- [TEXT SEGMENT]
A variation of the Ellsberg paradox now drives the euro-dollar currency exchange rate. Here is the outline and the options with regard to certainty, the likely outcomes that may be forecast, and also Knightian uncertainty (the unknown unknowns). For information about Frank Knight’s theory see: Knight, F.H. (1921) Risk, Uncertainty, and Profit. Boston, MA: Hart, Schaffner & Marx; Houghton Mifflin Company. Thank you to Wikipedia.
What is certain? If you take 1350 US dollars today, you may exchange them for 1000 euros. Actually you need a million in a round-lot trade to get close to the exact market exchange rate, but the pricing of the USD-EUR is pretty transparent in the spot market.
Nearly certain is the USD-EUR price tomorrow, which is most likely going to be very close to the price today. Less certain but still estimable is the price next week. And as time goes by, the estimation has a wider margin for error. That said, we can still forecast the USD-EUR with some degree of probability. We can estimate the outcome, bearing in mind the Ellsberg paradox with regard to drawing a red ball from the urn. Under Ellsberg the odds that you will draw a red ball in the initial draw from the urn are 1 out of 3. Once you draw a ball, the odds change for the next draw, since only 89 balls are left.

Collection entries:
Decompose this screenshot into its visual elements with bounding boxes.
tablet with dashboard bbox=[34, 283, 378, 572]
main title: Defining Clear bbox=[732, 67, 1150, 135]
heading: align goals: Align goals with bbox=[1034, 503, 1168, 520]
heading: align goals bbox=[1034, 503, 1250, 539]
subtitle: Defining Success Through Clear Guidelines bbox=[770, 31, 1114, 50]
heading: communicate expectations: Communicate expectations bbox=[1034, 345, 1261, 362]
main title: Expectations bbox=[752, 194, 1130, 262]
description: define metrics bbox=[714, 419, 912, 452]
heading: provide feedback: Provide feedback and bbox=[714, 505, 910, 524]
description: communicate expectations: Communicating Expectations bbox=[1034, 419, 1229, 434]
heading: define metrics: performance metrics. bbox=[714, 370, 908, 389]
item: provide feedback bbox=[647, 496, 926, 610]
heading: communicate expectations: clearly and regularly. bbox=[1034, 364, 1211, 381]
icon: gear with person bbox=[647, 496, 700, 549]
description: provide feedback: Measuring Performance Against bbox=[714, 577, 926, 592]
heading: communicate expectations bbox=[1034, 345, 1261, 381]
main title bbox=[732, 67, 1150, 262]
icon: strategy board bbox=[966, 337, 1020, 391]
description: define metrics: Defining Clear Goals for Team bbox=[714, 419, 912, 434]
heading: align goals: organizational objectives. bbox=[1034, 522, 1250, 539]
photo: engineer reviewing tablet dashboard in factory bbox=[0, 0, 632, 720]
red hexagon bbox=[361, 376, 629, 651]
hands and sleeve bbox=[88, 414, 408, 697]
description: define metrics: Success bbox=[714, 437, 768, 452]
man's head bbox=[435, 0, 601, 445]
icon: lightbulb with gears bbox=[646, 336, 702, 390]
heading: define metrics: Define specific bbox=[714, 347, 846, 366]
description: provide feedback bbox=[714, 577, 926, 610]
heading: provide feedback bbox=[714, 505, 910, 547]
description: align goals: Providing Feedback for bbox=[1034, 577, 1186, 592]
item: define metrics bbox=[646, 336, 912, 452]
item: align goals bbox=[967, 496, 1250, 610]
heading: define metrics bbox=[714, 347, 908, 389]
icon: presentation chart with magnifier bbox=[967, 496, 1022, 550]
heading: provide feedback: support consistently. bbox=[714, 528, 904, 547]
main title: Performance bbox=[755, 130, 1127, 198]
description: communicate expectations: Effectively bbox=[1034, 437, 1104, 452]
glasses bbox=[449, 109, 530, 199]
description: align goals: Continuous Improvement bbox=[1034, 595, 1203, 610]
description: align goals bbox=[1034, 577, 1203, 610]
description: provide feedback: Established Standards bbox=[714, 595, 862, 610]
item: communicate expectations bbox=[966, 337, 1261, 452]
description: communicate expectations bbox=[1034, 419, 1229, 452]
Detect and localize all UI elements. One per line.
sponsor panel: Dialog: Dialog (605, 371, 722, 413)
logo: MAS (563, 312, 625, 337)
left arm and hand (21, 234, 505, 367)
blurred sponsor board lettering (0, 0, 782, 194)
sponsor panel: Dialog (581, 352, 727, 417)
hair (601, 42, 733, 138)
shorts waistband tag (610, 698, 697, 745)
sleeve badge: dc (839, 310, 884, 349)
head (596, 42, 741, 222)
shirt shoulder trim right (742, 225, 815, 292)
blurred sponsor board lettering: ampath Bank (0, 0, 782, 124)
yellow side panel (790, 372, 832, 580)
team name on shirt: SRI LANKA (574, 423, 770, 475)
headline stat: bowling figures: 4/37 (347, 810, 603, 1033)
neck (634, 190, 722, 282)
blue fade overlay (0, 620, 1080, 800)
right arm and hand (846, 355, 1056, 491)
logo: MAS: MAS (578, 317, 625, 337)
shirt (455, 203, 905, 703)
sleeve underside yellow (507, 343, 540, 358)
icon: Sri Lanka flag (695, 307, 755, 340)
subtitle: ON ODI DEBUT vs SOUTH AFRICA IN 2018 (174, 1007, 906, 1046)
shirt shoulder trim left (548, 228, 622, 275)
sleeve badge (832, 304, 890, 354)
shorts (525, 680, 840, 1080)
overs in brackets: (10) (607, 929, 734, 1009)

- [SET TASKS]
- 1) Copy verbatim the collection entries from their first line through the line containing "heading: align goals bbox=[1034, 503, 1250, 539]", including both of those lines.
- 2) Continue the text on the Ellsberg paradox and the euro-dollar exchange rate from the point where it stops.

- [RESULTS IN ORDER]
- 1)
Decompose this screenshot into its visual elements with bounding boxes.
tablet with dashboard bbox=[34, 283, 378, 572]
main title: Defining Clear bbox=[732, 67, 1150, 135]
heading: align goals: Align goals with bbox=[1034, 503, 1168, 520]
heading: align goals bbox=[1034, 503, 1250, 539]

- 2)
In the USD-EUR currency exchange-rate estimate for today, the assumption is that the euro survives until tomorrow. As time horizon extends, that assumption becomes increasingly problematic. We cannot obtain a probability distribution on the eventual outcome of the Eurozone crisis. We can list the various outcomes, which range from Eurozone is preserved and strengthened to full dismemberment.
Many pundits project that the euro will dismember. Others say that Greece will be out and that this or that other country may also be out. They suggest that a smaller Eurozone can survive. They offer one- and two-year timeframes. They believe that a core Eurozone will continue. All these scenarios are speculation.
Part of the estimation of the USD-EUR exchange rate includes the probabilities of euro dismemberment or partial dismemberment. Erwan Mahé noted as much in the research piece we quoted a few days ago. See www.cumber.com for reference. The piece is entitled “Measuring Europe’s Contagion.”
The Ellsberg problem of estimation with Knightian uncertainty in play comes about when you need to find a break-up value for the euro. I get many emails forecasting a decline in the value of the euro. I’m not so sure. Others forecast all types of doom if and when Greece defaults. I’m not so sure. Let’s look at this issue.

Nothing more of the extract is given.